Gather all lines from the material that contain the word "JSON".

** begin **

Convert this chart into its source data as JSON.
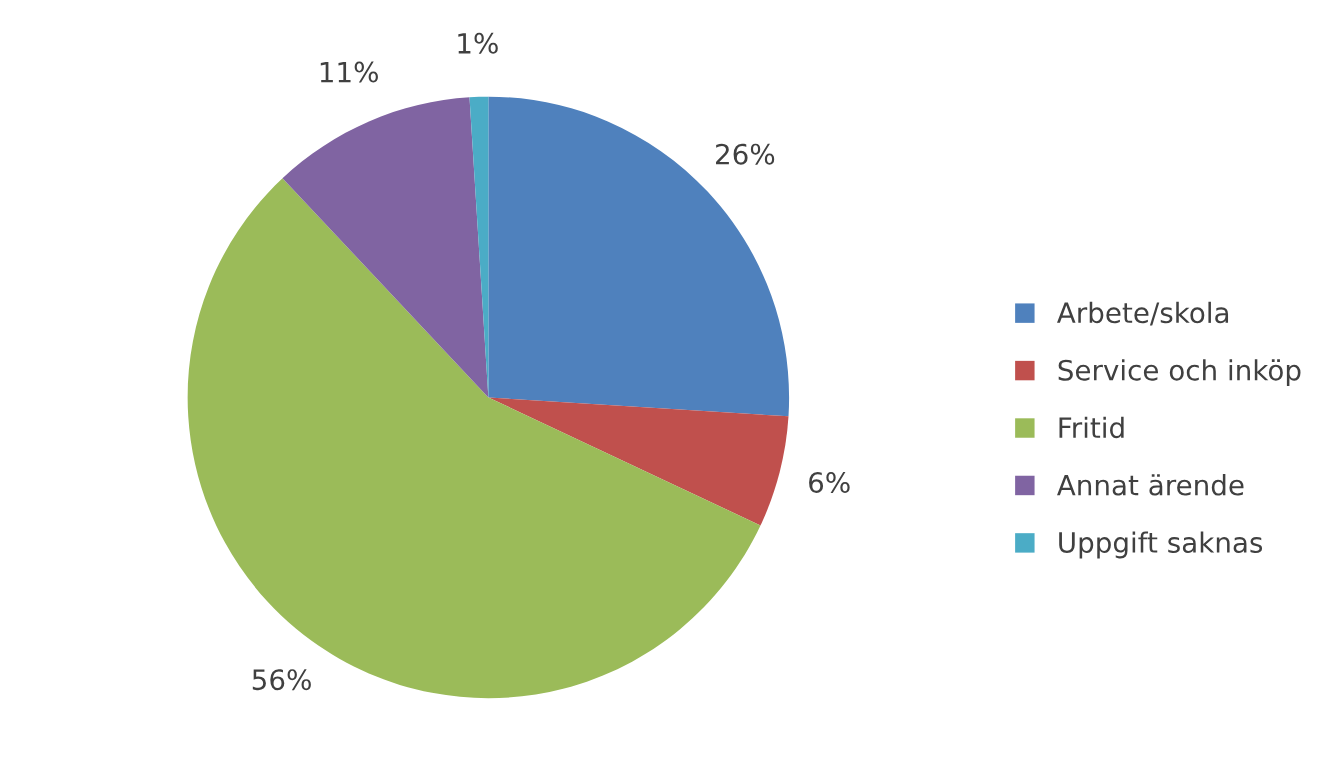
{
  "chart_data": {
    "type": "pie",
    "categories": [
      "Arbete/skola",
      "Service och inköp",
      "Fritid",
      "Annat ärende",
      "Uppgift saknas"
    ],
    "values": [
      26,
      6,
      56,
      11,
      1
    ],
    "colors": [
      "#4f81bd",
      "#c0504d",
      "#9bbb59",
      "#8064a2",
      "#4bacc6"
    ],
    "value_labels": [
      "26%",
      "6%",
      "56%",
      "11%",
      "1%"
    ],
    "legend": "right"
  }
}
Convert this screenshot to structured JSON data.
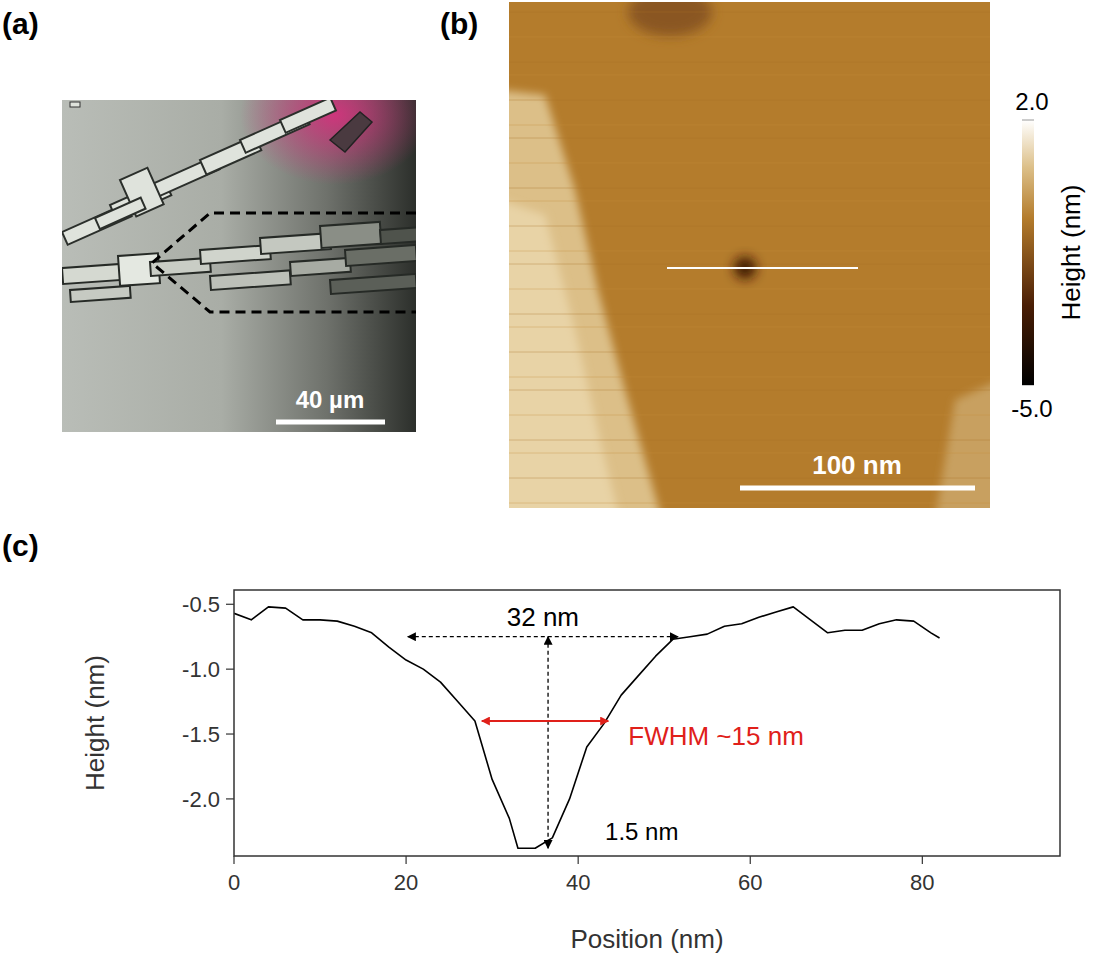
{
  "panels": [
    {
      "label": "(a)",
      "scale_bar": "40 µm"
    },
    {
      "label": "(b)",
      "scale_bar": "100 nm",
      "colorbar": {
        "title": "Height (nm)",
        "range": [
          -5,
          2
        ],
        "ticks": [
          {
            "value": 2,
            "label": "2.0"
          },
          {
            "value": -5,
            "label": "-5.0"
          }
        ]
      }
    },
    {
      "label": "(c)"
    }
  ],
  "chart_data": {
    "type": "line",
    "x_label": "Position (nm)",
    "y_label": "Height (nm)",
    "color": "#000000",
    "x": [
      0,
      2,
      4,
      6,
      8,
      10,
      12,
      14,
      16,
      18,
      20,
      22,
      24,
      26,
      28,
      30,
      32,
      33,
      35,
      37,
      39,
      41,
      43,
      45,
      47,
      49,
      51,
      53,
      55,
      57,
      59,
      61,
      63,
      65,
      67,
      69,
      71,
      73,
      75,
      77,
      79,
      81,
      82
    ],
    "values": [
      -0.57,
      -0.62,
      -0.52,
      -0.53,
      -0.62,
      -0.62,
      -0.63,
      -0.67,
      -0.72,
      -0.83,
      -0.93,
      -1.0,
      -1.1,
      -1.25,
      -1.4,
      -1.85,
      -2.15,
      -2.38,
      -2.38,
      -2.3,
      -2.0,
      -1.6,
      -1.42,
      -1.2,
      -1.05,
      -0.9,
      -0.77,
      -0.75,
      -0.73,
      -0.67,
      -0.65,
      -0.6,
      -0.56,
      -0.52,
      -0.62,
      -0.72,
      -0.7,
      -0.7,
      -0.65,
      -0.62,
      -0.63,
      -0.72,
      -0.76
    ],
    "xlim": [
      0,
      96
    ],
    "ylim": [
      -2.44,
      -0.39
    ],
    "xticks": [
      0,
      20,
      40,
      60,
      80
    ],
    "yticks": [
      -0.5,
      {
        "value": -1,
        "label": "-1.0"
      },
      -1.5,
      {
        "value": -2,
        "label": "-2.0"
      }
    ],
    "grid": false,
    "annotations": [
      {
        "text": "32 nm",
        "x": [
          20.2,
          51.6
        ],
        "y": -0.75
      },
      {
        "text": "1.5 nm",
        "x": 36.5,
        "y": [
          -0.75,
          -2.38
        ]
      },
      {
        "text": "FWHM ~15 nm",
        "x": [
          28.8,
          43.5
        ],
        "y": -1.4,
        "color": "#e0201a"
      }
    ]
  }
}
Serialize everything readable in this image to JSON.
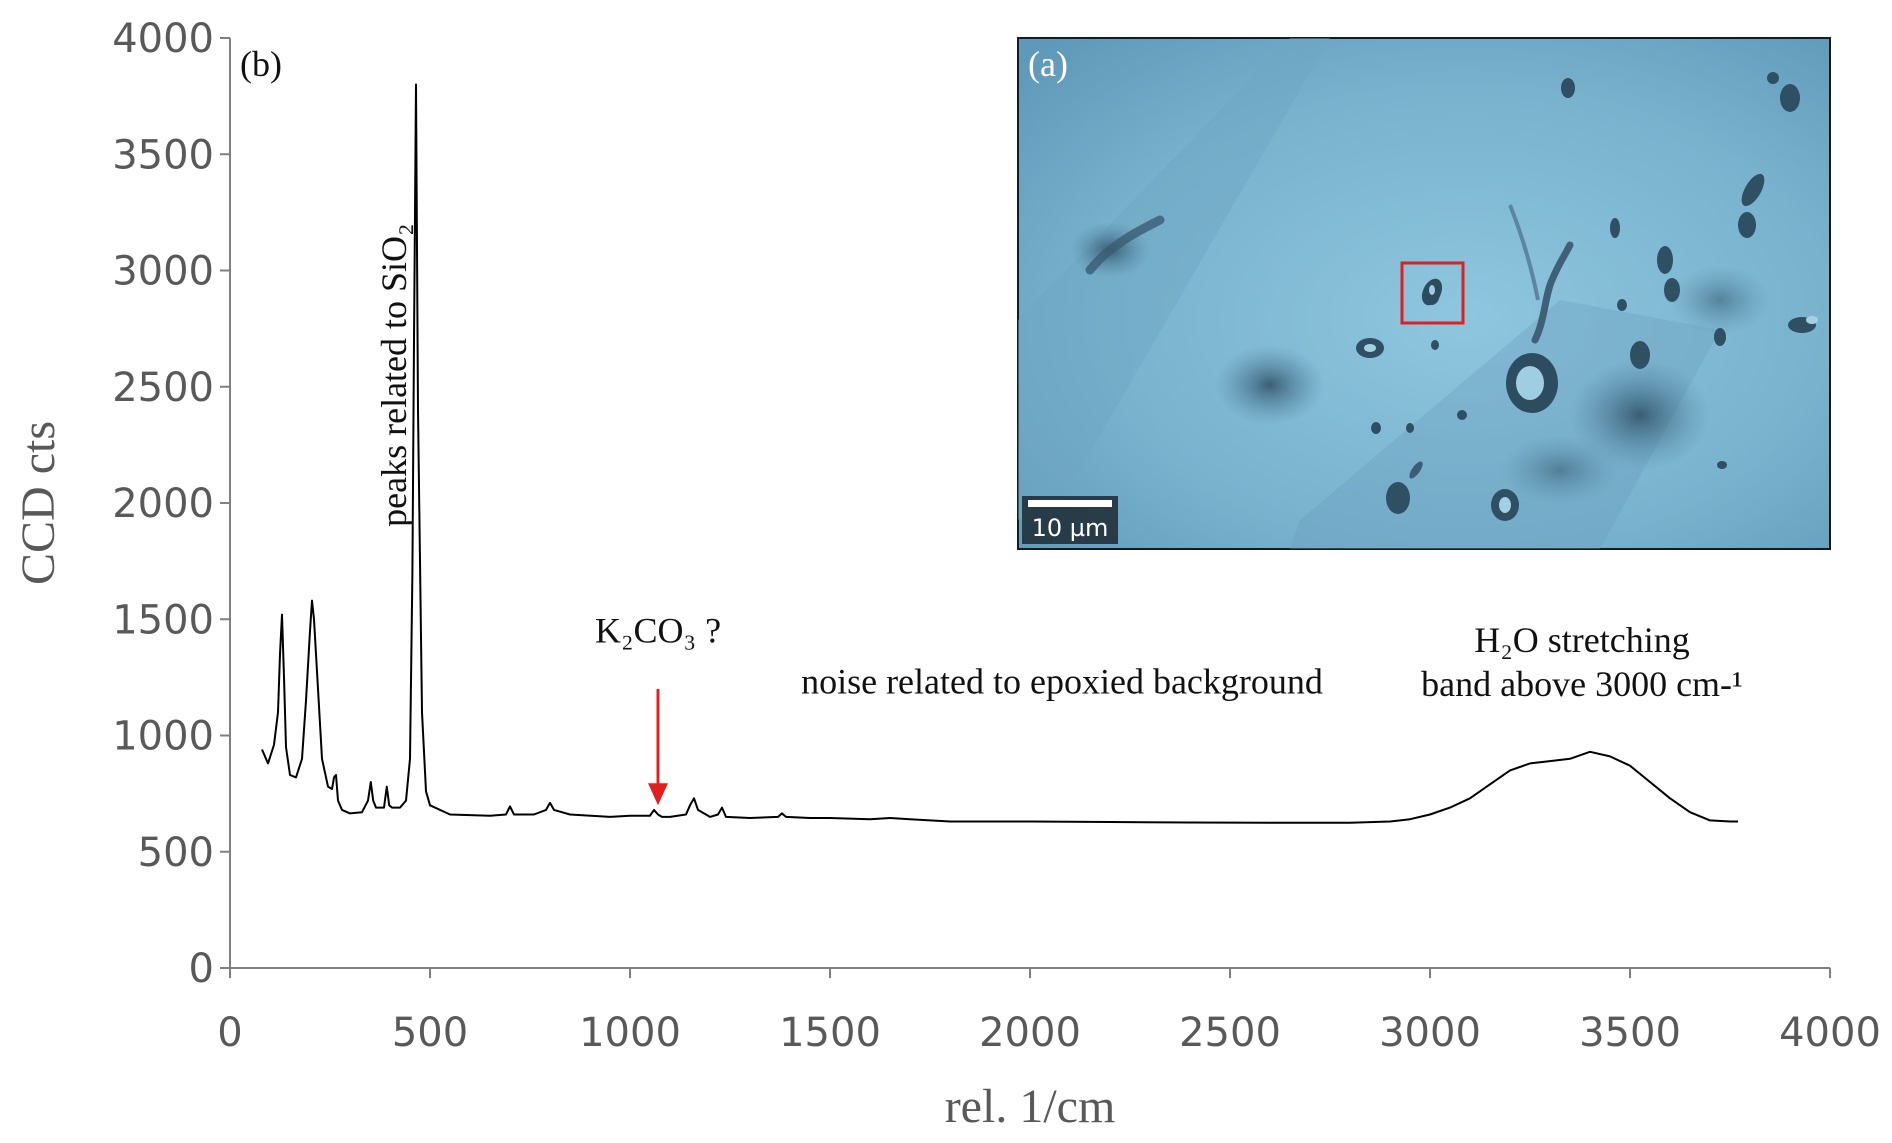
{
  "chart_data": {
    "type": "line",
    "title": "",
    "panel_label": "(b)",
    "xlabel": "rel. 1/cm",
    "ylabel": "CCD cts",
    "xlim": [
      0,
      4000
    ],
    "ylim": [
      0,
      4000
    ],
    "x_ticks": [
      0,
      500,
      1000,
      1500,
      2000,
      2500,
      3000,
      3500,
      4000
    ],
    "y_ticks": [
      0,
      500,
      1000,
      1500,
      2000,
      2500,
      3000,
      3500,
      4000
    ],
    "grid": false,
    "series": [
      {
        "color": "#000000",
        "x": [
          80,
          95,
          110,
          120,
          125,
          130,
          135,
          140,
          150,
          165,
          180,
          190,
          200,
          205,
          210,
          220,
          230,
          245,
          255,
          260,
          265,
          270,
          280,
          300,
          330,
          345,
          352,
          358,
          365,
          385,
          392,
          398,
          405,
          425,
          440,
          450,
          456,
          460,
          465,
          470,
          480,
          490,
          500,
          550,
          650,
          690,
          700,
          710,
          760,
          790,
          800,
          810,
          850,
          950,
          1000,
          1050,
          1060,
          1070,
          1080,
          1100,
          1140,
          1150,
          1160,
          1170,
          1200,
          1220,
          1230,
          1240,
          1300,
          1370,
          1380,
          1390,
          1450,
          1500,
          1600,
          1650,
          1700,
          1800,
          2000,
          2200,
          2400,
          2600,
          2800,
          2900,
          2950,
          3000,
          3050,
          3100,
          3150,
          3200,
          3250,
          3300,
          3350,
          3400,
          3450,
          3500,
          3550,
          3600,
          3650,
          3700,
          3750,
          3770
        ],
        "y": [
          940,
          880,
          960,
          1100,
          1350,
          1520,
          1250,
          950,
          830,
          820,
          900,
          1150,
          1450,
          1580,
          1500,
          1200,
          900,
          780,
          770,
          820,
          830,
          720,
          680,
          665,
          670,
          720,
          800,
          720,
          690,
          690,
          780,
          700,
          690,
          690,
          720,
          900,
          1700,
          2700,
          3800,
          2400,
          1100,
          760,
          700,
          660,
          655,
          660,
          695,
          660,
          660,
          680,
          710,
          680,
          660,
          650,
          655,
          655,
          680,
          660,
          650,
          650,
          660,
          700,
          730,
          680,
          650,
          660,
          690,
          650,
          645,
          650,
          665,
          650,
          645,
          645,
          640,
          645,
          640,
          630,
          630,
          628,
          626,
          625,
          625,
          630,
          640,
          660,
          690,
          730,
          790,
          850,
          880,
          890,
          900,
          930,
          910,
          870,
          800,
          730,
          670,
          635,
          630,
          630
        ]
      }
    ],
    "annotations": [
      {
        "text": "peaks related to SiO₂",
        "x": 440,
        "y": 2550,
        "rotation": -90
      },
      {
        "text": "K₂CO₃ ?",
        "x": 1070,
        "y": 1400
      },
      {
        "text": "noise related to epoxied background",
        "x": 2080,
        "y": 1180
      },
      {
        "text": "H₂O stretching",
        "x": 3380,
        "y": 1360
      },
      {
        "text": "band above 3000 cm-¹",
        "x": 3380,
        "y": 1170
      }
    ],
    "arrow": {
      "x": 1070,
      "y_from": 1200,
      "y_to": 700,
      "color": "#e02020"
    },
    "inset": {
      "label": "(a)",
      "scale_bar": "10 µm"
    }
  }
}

** end **

> [Solution below]:
Convert this chart into its source data as JSON.
Convert this screenshot to structured JSON data.
Serialize everything readable in this image to JSON.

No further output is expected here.